* BEGIN *
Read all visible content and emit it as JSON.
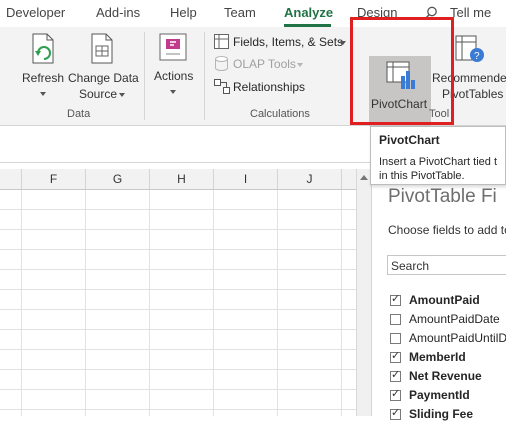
{
  "ribbon_tabs": [
    {
      "label": "Developer",
      "active": false
    },
    {
      "label": "Add-ins",
      "active": false
    },
    {
      "label": "Help",
      "active": false
    },
    {
      "label": "Team",
      "active": false
    },
    {
      "label": "Analyze",
      "active": true
    },
    {
      "label": "Design",
      "active": false
    }
  ],
  "tell_me": "Tell me",
  "ribbon": {
    "refresh": "Refresh",
    "change_data_source_line1": "Change Data",
    "change_data_source_line2": "Source",
    "actions": "Actions",
    "data_group": "Data",
    "fields_items_sets": "Fields, Items, & Sets",
    "olap_tools": "OLAP Tools",
    "relationships": "Relationships",
    "calculations_group": "Calculations",
    "pivotchart": "PivotChart",
    "recommended_line1": "Recommended",
    "recommended_line2": "PivotTables",
    "tools_group": "Tool"
  },
  "tooltip": {
    "title": "PivotChart",
    "line1": "Insert a PivotChart tied t",
    "line2": "in this PivotTable."
  },
  "columns": [
    "F",
    "G",
    "H",
    "I",
    "J"
  ],
  "field_pane": {
    "title": "PivotTable Fi",
    "subtitle": "Choose fields to add to",
    "search_placeholder": "Search",
    "fields": [
      {
        "name": "AmountPaid",
        "checked": true,
        "bold": true
      },
      {
        "name": "AmountPaidDate",
        "checked": false,
        "bold": false
      },
      {
        "name": "AmountPaidUntilD",
        "checked": false,
        "bold": false
      },
      {
        "name": "MemberId",
        "checked": true,
        "bold": true
      },
      {
        "name": "Net Revenue",
        "checked": true,
        "bold": true
      },
      {
        "name": "PaymentId",
        "checked": true,
        "bold": true
      },
      {
        "name": "Sliding Fee",
        "checked": true,
        "bold": true
      }
    ]
  },
  "colors": {
    "accent": "#217346",
    "highlight_box": "#e02020"
  }
}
* END *
Copy the whole of the material above exactly, but not its images.

Read all visible content and emit it as JSON.
{
  "ribbon_tabs": [
    {
      "label": "Developer",
      "active": false
    },
    {
      "label": "Add-ins",
      "active": false
    },
    {
      "label": "Help",
      "active": false
    },
    {
      "label": "Team",
      "active": false
    },
    {
      "label": "Analyze",
      "active": true
    },
    {
      "label": "Design",
      "active": false
    }
  ],
  "tell_me": "Tell me",
  "ribbon": {
    "refresh": "Refresh",
    "change_data_source_line1": "Change Data",
    "change_data_source_line2": "Source",
    "actions": "Actions",
    "data_group": "Data",
    "fields_items_sets": "Fields, Items, & Sets",
    "olap_tools": "OLAP Tools",
    "relationships": "Relationships",
    "calculations_group": "Calculations",
    "pivotchart": "PivotChart",
    "recommended_line1": "Recommended",
    "recommended_line2": "PivotTables",
    "tools_group": "Tool"
  },
  "tooltip": {
    "title": "PivotChart",
    "line1": "Insert a PivotChart tied t",
    "line2": "in this PivotTable."
  },
  "columns": [
    "F",
    "G",
    "H",
    "I",
    "J"
  ],
  "field_pane": {
    "title": "PivotTable Fi",
    "subtitle": "Choose fields to add to",
    "search_placeholder": "Search",
    "fields": [
      {
        "name": "AmountPaid",
        "checked": true,
        "bold": true
      },
      {
        "name": "AmountPaidDate",
        "checked": false,
        "bold": false
      },
      {
        "name": "AmountPaidUntilD",
        "checked": false,
        "bold": false
      },
      {
        "name": "MemberId",
        "checked": true,
        "bold": true
      },
      {
        "name": "Net Revenue",
        "checked": true,
        "bold": true
      },
      {
        "name": "PaymentId",
        "checked": true,
        "bold": true
      },
      {
        "name": "Sliding Fee",
        "checked": true,
        "bold": true
      }
    ]
  },
  "colors": {
    "accent": "#217346",
    "highlight_box": "#e02020"
  }
}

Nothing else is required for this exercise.